## YOUR TASK
Images are not part of the copy; transcribe all the data exactly.

## SUPPLIED DATA
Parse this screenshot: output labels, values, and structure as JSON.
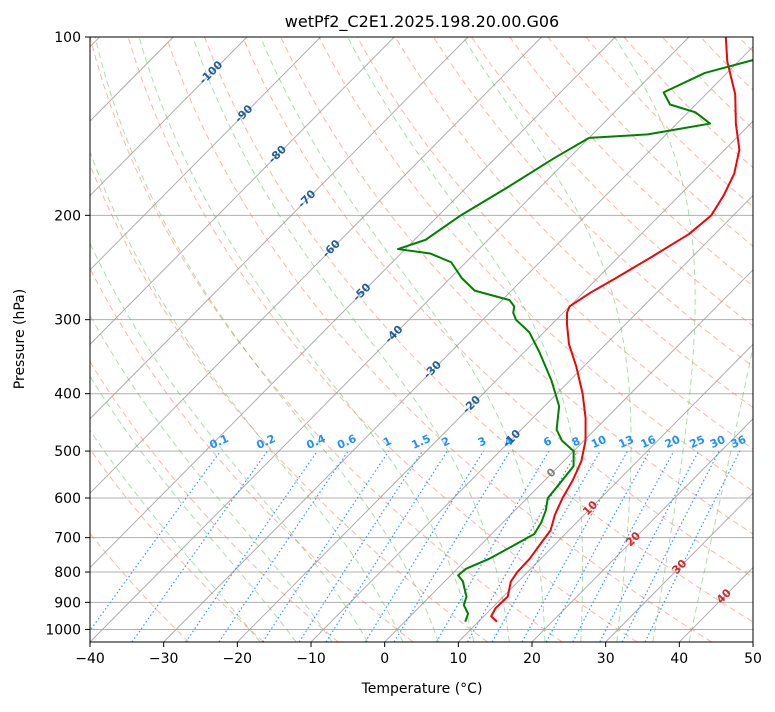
{
  "chart_data": {
    "type": "line",
    "subtype": "skew-T log-P diagram",
    "title": "wetPf2_C2E1.2025.198.20.00.G06",
    "xlabel": "Temperature (°C)",
    "ylabel": "Pressure (hPa)",
    "xlim": [
      -40,
      50
    ],
    "ylim": [
      1050,
      100
    ],
    "y_scale": "log",
    "grid": true,
    "x_ticks": [
      -40,
      -30,
      -20,
      -10,
      0,
      10,
      20,
      30,
      40,
      50
    ],
    "y_ticks": [
      100,
      200,
      300,
      400,
      500,
      600,
      700,
      800,
      900,
      1000
    ],
    "series": [
      {
        "role": "temperature",
        "color": "#e8080a",
        "points": [
          {
            "p": 970,
            "t": 12.5
          },
          {
            "p": 950,
            "t": 11.0
          },
          {
            "p": 920,
            "t": 10.5
          },
          {
            "p": 880,
            "t": 10.6
          },
          {
            "p": 830,
            "t": 9.0
          },
          {
            "p": 800,
            "t": 8.6
          },
          {
            "p": 760,
            "t": 8.5
          },
          {
            "p": 720,
            "t": 8.0
          },
          {
            "p": 680,
            "t": 7.5
          },
          {
            "p": 640,
            "t": 6.0
          },
          {
            "p": 600,
            "t": 4.8
          },
          {
            "p": 560,
            "t": 3.8
          },
          {
            "p": 520,
            "t": 2.4
          },
          {
            "p": 480,
            "t": 0.2
          },
          {
            "p": 440,
            "t": -2.8
          },
          {
            "p": 400,
            "t": -6.5
          },
          {
            "p": 360,
            "t": -11.0
          },
          {
            "p": 330,
            "t": -15.0
          },
          {
            "p": 305,
            "t": -18.0
          },
          {
            "p": 292,
            "t": -19.5
          },
          {
            "p": 285,
            "t": -20.0
          },
          {
            "p": 270,
            "t": -19.0
          },
          {
            "p": 255,
            "t": -17.5
          },
          {
            "p": 235,
            "t": -15.5
          },
          {
            "p": 215,
            "t": -13.5
          },
          {
            "p": 200,
            "t": -13.0
          },
          {
            "p": 185,
            "t": -14.0
          },
          {
            "p": 170,
            "t": -15.5
          },
          {
            "p": 155,
            "t": -18.0
          },
          {
            "p": 140,
            "t": -22.0
          },
          {
            "p": 125,
            "t": -26.0
          },
          {
            "p": 110,
            "t": -31.5
          },
          {
            "p": 100,
            "t": -35.0
          }
        ]
      },
      {
        "role": "dewpoint",
        "color": "#008000",
        "points": [
          {
            "p": 970,
            "t": 8.2
          },
          {
            "p": 940,
            "t": 7.5
          },
          {
            "p": 910,
            "t": 5.8
          },
          {
            "p": 880,
            "t": 5.0
          },
          {
            "p": 850,
            "t": 3.5
          },
          {
            "p": 830,
            "t": 2.5
          },
          {
            "p": 810,
            "t": 1.0
          },
          {
            "p": 790,
            "t": 1.2
          },
          {
            "p": 760,
            "t": 3.0
          },
          {
            "p": 720,
            "t": 4.6
          },
          {
            "p": 690,
            "t": 5.8
          },
          {
            "p": 660,
            "t": 5.2
          },
          {
            "p": 630,
            "t": 4.2
          },
          {
            "p": 600,
            "t": 2.8
          },
          {
            "p": 570,
            "t": 2.5
          },
          {
            "p": 530,
            "t": 2.0
          },
          {
            "p": 500,
            "t": 0.0
          },
          {
            "p": 480,
            "t": -3.0
          },
          {
            "p": 460,
            "t": -5.2
          },
          {
            "p": 420,
            "t": -8.0
          },
          {
            "p": 380,
            "t": -12.5
          },
          {
            "p": 340,
            "t": -18.0
          },
          {
            "p": 315,
            "t": -22.0
          },
          {
            "p": 300,
            "t": -25.5
          },
          {
            "p": 292,
            "t": -26.8
          },
          {
            "p": 285,
            "t": -27.5
          },
          {
            "p": 278,
            "t": -29.0
          },
          {
            "p": 268,
            "t": -35.0
          },
          {
            "p": 255,
            "t": -38.5
          },
          {
            "p": 240,
            "t": -42.0
          },
          {
            "p": 232,
            "t": -46.0
          },
          {
            "p": 228,
            "t": -51.0
          },
          {
            "p": 220,
            "t": -48.5
          },
          {
            "p": 200,
            "t": -47.0
          },
          {
            "p": 180,
            "t": -44.5
          },
          {
            "p": 160,
            "t": -42.0
          },
          {
            "p": 148,
            "t": -40.0
          },
          {
            "p": 146,
            "t": -32.5
          },
          {
            "p": 140,
            "t": -25.5
          },
          {
            "p": 134,
            "t": -29.0
          },
          {
            "p": 130,
            "t": -33.5
          },
          {
            "p": 124,
            "t": -36.0
          },
          {
            "p": 115,
            "t": -33.0
          },
          {
            "p": 108,
            "t": -27.0
          },
          {
            "p": 100,
            "t": -18.0
          }
        ]
      }
    ],
    "reference_lines": {
      "skewed_isotherms": {
        "color": "#a0a0a0"
      },
      "dry_adiabats": {
        "color": "#f08060",
        "style": "dashed"
      },
      "moist_adiabats": {
        "color": "#50b050",
        "style": "dashed"
      },
      "mixing_ratio": {
        "color": "#1e90ff",
        "style": "dotted"
      }
    },
    "isotherm_labels": {
      "color": "#1f5fa0",
      "items": [
        {
          "text": "-100",
          "p": 115
        },
        {
          "text": "-90",
          "p": 135
        },
        {
          "text": "-80",
          "p": 158
        },
        {
          "text": "-70",
          "p": 188
        },
        {
          "text": "-60",
          "p": 228
        },
        {
          "text": "-50",
          "p": 270
        },
        {
          "text": "-40",
          "p": 318
        },
        {
          "text": "-30",
          "p": 365
        },
        {
          "text": "-20",
          "p": 418
        },
        {
          "text": "-10",
          "p": 477
        }
      ]
    },
    "mixing_ratio_labels": {
      "color": "#1e90ff",
      "p": 500,
      "items": [
        "0.1",
        "0.2",
        "0.4",
        "0.6",
        "1",
        "1.5",
        "2",
        "3",
        "4",
        "6",
        "8",
        "10",
        "13",
        "16",
        "20",
        "25",
        "30",
        "36"
      ]
    },
    "warm_isotherm_labels": {
      "items": [
        {
          "text": "0",
          "color": "#808080",
          "p": 545
        },
        {
          "text": "10",
          "color": "#d62728",
          "p": 625
        },
        {
          "text": "20",
          "color": "#d62728",
          "p": 705
        },
        {
          "text": "30",
          "color": "#d62728",
          "p": 785
        },
        {
          "text": "40",
          "color": "#d62728",
          "p": 880
        }
      ]
    }
  }
}
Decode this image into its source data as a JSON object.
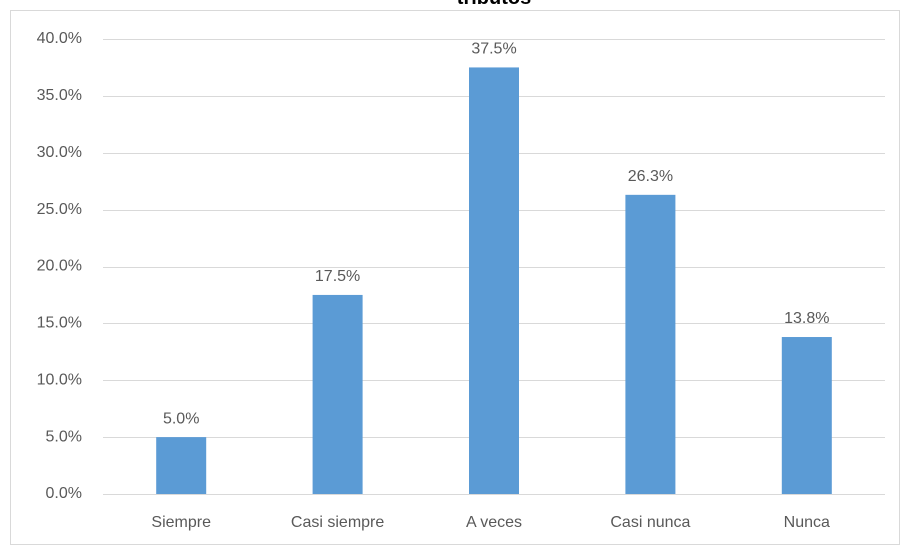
{
  "chart_data": {
    "type": "bar",
    "title": "tributos",
    "categories": [
      "Siempre",
      "Casi siempre",
      "A veces",
      "Casi nunca",
      "Nunca"
    ],
    "values": [
      5.0,
      17.5,
      37.5,
      26.3,
      13.8
    ],
    "value_labels": [
      "5.0%",
      "17.5%",
      "37.5%",
      "26.3%",
      "13.8%"
    ],
    "color": "#5b9bd5",
    "ylim": [
      0,
      40
    ],
    "yticks": [
      {
        "value": 0,
        "label": "0.0%"
      },
      {
        "value": 5,
        "label": "5.0%"
      },
      {
        "value": 10,
        "label": "10.0%"
      },
      {
        "value": 15,
        "label": "15.0%"
      },
      {
        "value": 20,
        "label": "20.0%"
      },
      {
        "value": 25,
        "label": "25.0%"
      },
      {
        "value": 30,
        "label": "30.0%"
      },
      {
        "value": 35,
        "label": "35.0%"
      },
      {
        "value": 40,
        "label": "40.0%"
      }
    ],
    "grid": true
  }
}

## WORKED SOLUTION
Parse this screenshot: output labels, values, and structure as JSON.
{
  "chart_data": {
    "type": "line",
    "subtype": "skew-T log-P diagram",
    "title": "wetPf2_C2E1.2025.198.20.00.G06",
    "xlabel": "Temperature (°C)",
    "ylabel": "Pressure (hPa)",
    "xlim": [
      -40,
      50
    ],
    "ylim": [
      1050,
      100
    ],
    "y_scale": "log",
    "grid": true,
    "x_ticks": [
      -40,
      -30,
      -20,
      -10,
      0,
      10,
      20,
      30,
      40,
      50
    ],
    "y_ticks": [
      100,
      200,
      300,
      400,
      500,
      600,
      700,
      800,
      900,
      1000
    ],
    "series": [
      {
        "role": "temperature",
        "color": "#e8080a",
        "points": [
          {
            "p": 970,
            "t": 12.5
          },
          {
            "p": 950,
            "t": 11.0
          },
          {
            "p": 920,
            "t": 10.5
          },
          {
            "p": 880,
            "t": 10.6
          },
          {
            "p": 830,
            "t": 9.0
          },
          {
            "p": 800,
            "t": 8.6
          },
          {
            "p": 760,
            "t": 8.5
          },
          {
            "p": 720,
            "t": 8.0
          },
          {
            "p": 680,
            "t": 7.5
          },
          {
            "p": 640,
            "t": 6.0
          },
          {
            "p": 600,
            "t": 4.8
          },
          {
            "p": 560,
            "t": 3.8
          },
          {
            "p": 520,
            "t": 2.4
          },
          {
            "p": 480,
            "t": 0.2
          },
          {
            "p": 440,
            "t": -2.8
          },
          {
            "p": 400,
            "t": -6.5
          },
          {
            "p": 360,
            "t": -11.0
          },
          {
            "p": 330,
            "t": -15.0
          },
          {
            "p": 305,
            "t": -18.0
          },
          {
            "p": 292,
            "t": -19.5
          },
          {
            "p": 285,
            "t": -20.0
          },
          {
            "p": 270,
            "t": -19.0
          },
          {
            "p": 255,
            "t": -17.5
          },
          {
            "p": 235,
            "t": -15.5
          },
          {
            "p": 215,
            "t": -13.5
          },
          {
            "p": 200,
            "t": -13.0
          },
          {
            "p": 185,
            "t": -14.0
          },
          {
            "p": 170,
            "t": -15.5
          },
          {
            "p": 155,
            "t": -18.0
          },
          {
            "p": 140,
            "t": -22.0
          },
          {
            "p": 125,
            "t": -26.0
          },
          {
            "p": 110,
            "t": -31.5
          },
          {
            "p": 100,
            "t": -35.0
          }
        ]
      },
      {
        "role": "dewpoint",
        "color": "#008000",
        "points": [
          {
            "p": 970,
            "t": 8.2
          },
          {
            "p": 940,
            "t": 7.5
          },
          {
            "p": 910,
            "t": 5.8
          },
          {
            "p": 880,
            "t": 5.0
          },
          {
            "p": 850,
            "t": 3.5
          },
          {
            "p": 830,
            "t": 2.5
          },
          {
            "p": 810,
            "t": 1.0
          },
          {
            "p": 790,
            "t": 1.2
          },
          {
            "p": 760,
            "t": 3.0
          },
          {
            "p": 720,
            "t": 4.6
          },
          {
            "p": 690,
            "t": 5.8
          },
          {
            "p": 660,
            "t": 5.2
          },
          {
            "p": 630,
            "t": 4.2
          },
          {
            "p": 600,
            "t": 2.8
          },
          {
            "p": 570,
            "t": 2.5
          },
          {
            "p": 530,
            "t": 2.0
          },
          {
            "p": 500,
            "t": 0.0
          },
          {
            "p": 480,
            "t": -3.0
          },
          {
            "p": 460,
            "t": -5.2
          },
          {
            "p": 420,
            "t": -8.0
          },
          {
            "p": 380,
            "t": -12.5
          },
          {
            "p": 340,
            "t": -18.0
          },
          {
            "p": 315,
            "t": -22.0
          },
          {
            "p": 300,
            "t": -25.5
          },
          {
            "p": 292,
            "t": -26.8
          },
          {
            "p": 285,
            "t": -27.5
          },
          {
            "p": 278,
            "t": -29.0
          },
          {
            "p": 268,
            "t": -35.0
          },
          {
            "p": 255,
            "t": -38.5
          },
          {
            "p": 240,
            "t": -42.0
          },
          {
            "p": 232,
            "t": -46.0
          },
          {
            "p": 228,
            "t": -51.0
          },
          {
            "p": 220,
            "t": -48.5
          },
          {
            "p": 200,
            "t": -47.0
          },
          {
            "p": 180,
            "t": -44.5
          },
          {
            "p": 160,
            "t": -42.0
          },
          {
            "p": 148,
            "t": -40.0
          },
          {
            "p": 146,
            "t": -32.5
          },
          {
            "p": 140,
            "t": -25.5
          },
          {
            "p": 134,
            "t": -29.0
          },
          {
            "p": 130,
            "t": -33.5
          },
          {
            "p": 124,
            "t": -36.0
          },
          {
            "p": 115,
            "t": -33.0
          },
          {
            "p": 108,
            "t": -27.0
          },
          {
            "p": 100,
            "t": -18.0
          }
        ]
      }
    ],
    "reference_lines": {
      "skewed_isotherms": {
        "color": "#a0a0a0"
      },
      "dry_adiabats": {
        "color": "#f08060",
        "style": "dashed"
      },
      "moist_adiabats": {
        "color": "#50b050",
        "style": "dashed"
      },
      "mixing_ratio": {
        "color": "#1e90ff",
        "style": "dotted"
      }
    },
    "isotherm_labels": {
      "color": "#1f5fa0",
      "items": [
        {
          "text": "-100",
          "p": 115
        },
        {
          "text": "-90",
          "p": 135
        },
        {
          "text": "-80",
          "p": 158
        },
        {
          "text": "-70",
          "p": 188
        },
        {
          "text": "-60",
          "p": 228
        },
        {
          "text": "-50",
          "p": 270
        },
        {
          "text": "-40",
          "p": 318
        },
        {
          "text": "-30",
          "p": 365
        },
        {
          "text": "-20",
          "p": 418
        },
        {
          "text": "-10",
          "p": 477
        }
      ]
    },
    "mixing_ratio_labels": {
      "color": "#1e90ff",
      "p": 500,
      "items": [
        "0.1",
        "0.2",
        "0.4",
        "0.6",
        "1",
        "1.5",
        "2",
        "3",
        "4",
        "6",
        "8",
        "10",
        "13",
        "16",
        "20",
        "25",
        "30",
        "36"
      ]
    },
    "warm_isotherm_labels": {
      "items": [
        {
          "text": "0",
          "color": "#808080",
          "p": 545
        },
        {
          "text": "10",
          "color": "#d62728",
          "p": 625
        },
        {
          "text": "20",
          "color": "#d62728",
          "p": 705
        },
        {
          "text": "30",
          "color": "#d62728",
          "p": 785
        },
        {
          "text": "40",
          "color": "#d62728",
          "p": 880
        }
      ]
    }
  }
}
Decode this image into its source data as a JSON object.
{
  "chart_data": {
    "type": "bar",
    "title": "tributos",
    "categories": [
      "Siempre",
      "Casi siempre",
      "A veces",
      "Casi nunca",
      "Nunca"
    ],
    "values": [
      5.0,
      17.5,
      37.5,
      26.3,
      13.8
    ],
    "value_labels": [
      "5.0%",
      "17.5%",
      "37.5%",
      "26.3%",
      "13.8%"
    ],
    "color": "#5b9bd5",
    "ylim": [
      0,
      40
    ],
    "yticks": [
      {
        "value": 0,
        "label": "0.0%"
      },
      {
        "value": 5,
        "label": "5.0%"
      },
      {
        "value": 10,
        "label": "10.0%"
      },
      {
        "value": 15,
        "label": "15.0%"
      },
      {
        "value": 20,
        "label": "20.0%"
      },
      {
        "value": 25,
        "label": "25.0%"
      },
      {
        "value": 30,
        "label": "30.0%"
      },
      {
        "value": 35,
        "label": "35.0%"
      },
      {
        "value": 40,
        "label": "40.0%"
      }
    ],
    "grid": true
  }
}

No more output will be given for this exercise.